start

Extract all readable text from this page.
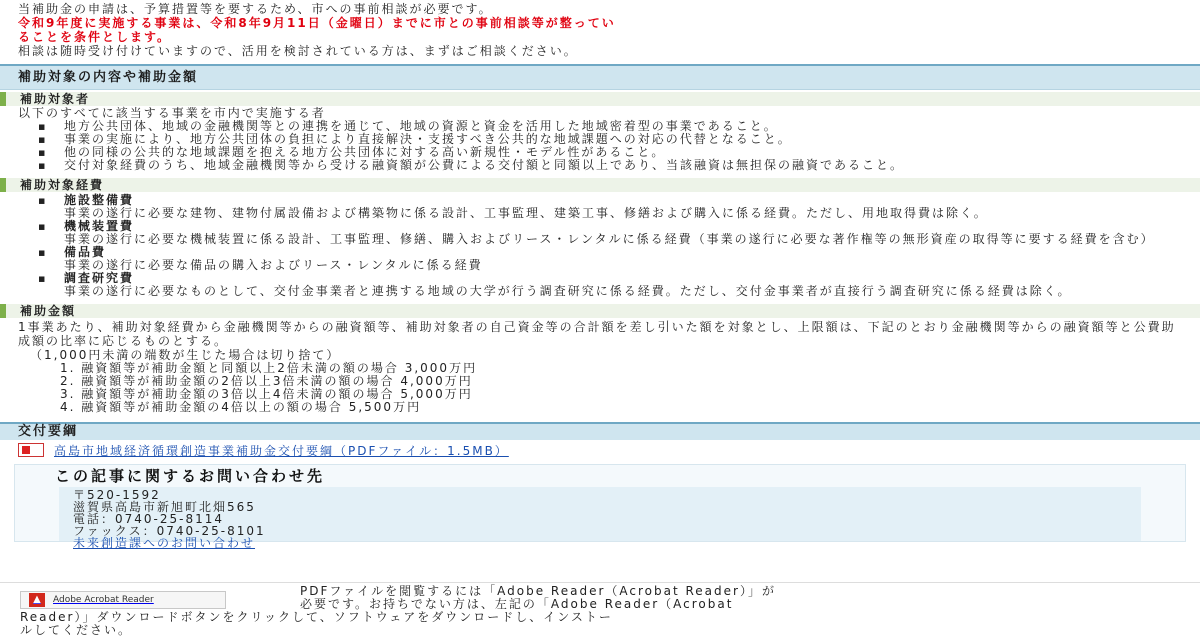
当補助金の申請は、予算措置等を要するため、市への事前相談が必要です。

令和9年度に実施する事業は、令和8年9月11日（金曜日）までに市との事前相談等が整ってい

ることを条件とします。

相談は随時受け付けていますので、活用を検討されている方は、まずはご相談ください。

補助対象の内容や補助金額
補助対象者
以下のすべてに該当する事業を市内で実施する者
▪ 地方公共団体、地域の金融機関等との連携を通じて、地域の資源と資金を活用した地域密着型の事業であること。
▪ 事業の実施により、地方公共団体の負担により直接解決・支援すべき公共的な地域課題への対応の代替となること。
▪ 他の同様の公共的な地域課題を抱える地方公共団体に対する高い新規性・モデル性があること。
▪ 交付対象経費のうち、地域金融機関等から受ける融資額が公費による交付額と同額以上であり、当該融資は無担保の融資であること。
補助対象経費
▪ 施設整備費
事業の遂行に必要な建物、建物付属設備および構築物に係る設計、工事監理、建築工事、修繕および購入に係る経費。ただし、用地取得費は除く。
▪ 機械装置費
事業の遂行に必要な機械装置に係る設計、工事監理、修繕、購入およびリース・レンタルに係る経費（事業の遂行に必要な著作権等の無形資産の取得等に要する経費を含む）
▪ 備品費
事業の遂行に必要な備品の購入およびリース・レンタルに係る経費
▪ 調査研究費
事業の遂行に必要なものとして、交付金事業者と連携する地域の大学が行う調査研究に係る経費。ただし、交付金事業者が直接行う調査研究に係る経費は除く。
補助金額
1事業あたり、補助対象経費から金融機関等からの融資額等、補助対象者の自己資金等の合計額を差し引いた額を対象とし、上限額は、下記のとおり金融機関等からの融資額等と公費助成額の比率に応じるものとする。
（1,000円未満の端数が生じた場合は切り捨て）
1. 融資額等が補助金額と同額以上2倍未満の額の場合 3,000万円
2. 融資額等が補助金額の2倍以上3倍未満の額の場合 4,000万円
3. 融資額等が補助金額の3倍以上4倍未満の額の場合 5,000万円
4. 融資額等が補助金額の4倍以上の額の場合 5,500万円
交付要綱
高島市地域経済循環創造事業補助金交付要綱（PDFファイル：1.5MB）
この記事に関するお問い合わせ先
〒520-1592
滋賀県高島市新旭町北畑565
電話：0740-25-8114
ファックス：0740-25-8101
未来創造課へのお問い合わせ
▲	Adobe Acrobat Reader
PDFファイルを閲覧するには「Adobe Reader（Acrobat Reader）」が
必要です。お持ちでない方は、左記の「Adobe Reader（Acrobat
Reader）」ダウンロードボタンをクリックして、ソフトウェアをダウンロードし、インストー
ルしてください。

end

Task requirements: Each line above is to be copied verbatim. Drop any image from the copy.

The result:
Extract all readable text from this page.
当補助金の申請は、予算措置等を要するため、市への事前相談が必要です。

令和9年度に実施する事業は、令和8年9月11日（金曜日）までに市との事前相談等が整ってい

ることを条件とします。

相談は随時受け付けていますので、活用を検討されている方は、まずはご相談ください。

補助対象の内容や補助金額
補助対象者
以下のすべてに該当する事業を市内で実施する者
▪ 地方公共団体、地域の金融機関等との連携を通じて、地域の資源と資金を活用した地域密着型の事業であること。
▪ 事業の実施により、地方公共団体の負担により直接解決・支援すべき公共的な地域課題への対応の代替となること。
▪ 他の同様の公共的な地域課題を抱える地方公共団体に対する高い新規性・モデル性があること。
▪ 交付対象経費のうち、地域金融機関等から受ける融資額が公費による交付額と同額以上であり、当該融資は無担保の融資であること。
補助対象経費
▪ 施設整備費
事業の遂行に必要な建物、建物付属設備および構築物に係る設計、工事監理、建築工事、修繕および購入に係る経費。ただし、用地取得費は除く。
▪ 機械装置費
事業の遂行に必要な機械装置に係る設計、工事監理、修繕、購入およびリース・レンタルに係る経費（事業の遂行に必要な著作権等の無形資産の取得等に要する経費を含む）
▪ 備品費
事業の遂行に必要な備品の購入およびリース・レンタルに係る経費
▪ 調査研究費
事業の遂行に必要なものとして、交付金事業者と連携する地域の大学が行う調査研究に係る経費。ただし、交付金事業者が直接行う調査研究に係る経費は除く。
補助金額
1事業あたり、補助対象経費から金融機関等からの融資額等、補助対象者の自己資金等の合計額を差し引いた額を対象とし、上限額は、下記のとおり金融機関等からの融資額等と公費助成額の比率に応じるものとする。
（1,000円未満の端数が生じた場合は切り捨て）
1. 融資額等が補助金額と同額以上2倍未満の額の場合 3,000万円
2. 融資額等が補助金額の2倍以上3倍未満の額の場合 4,000万円
3. 融資額等が補助金額の3倍以上4倍未満の額の場合 5,000万円
4. 融資額等が補助金額の4倍以上の額の場合 5,500万円
交付要綱
高島市地域経済循環創造事業補助金交付要綱（PDFファイル：1.5MB）
この記事に関するお問い合わせ先
〒520-1592
滋賀県高島市新旭町北畑565
電話：0740-25-8114
ファックス：0740-25-8101
未来創造課へのお問い合わせ
▲	Adobe Acrobat Reader
PDFファイルを閲覧するには「Adobe Reader（Acrobat Reader）」が
必要です。お持ちでない方は、左記の「Adobe Reader（Acrobat
Reader）」ダウンロードボタンをクリックして、ソフトウェアをダウンロードし、インストー
ルしてください。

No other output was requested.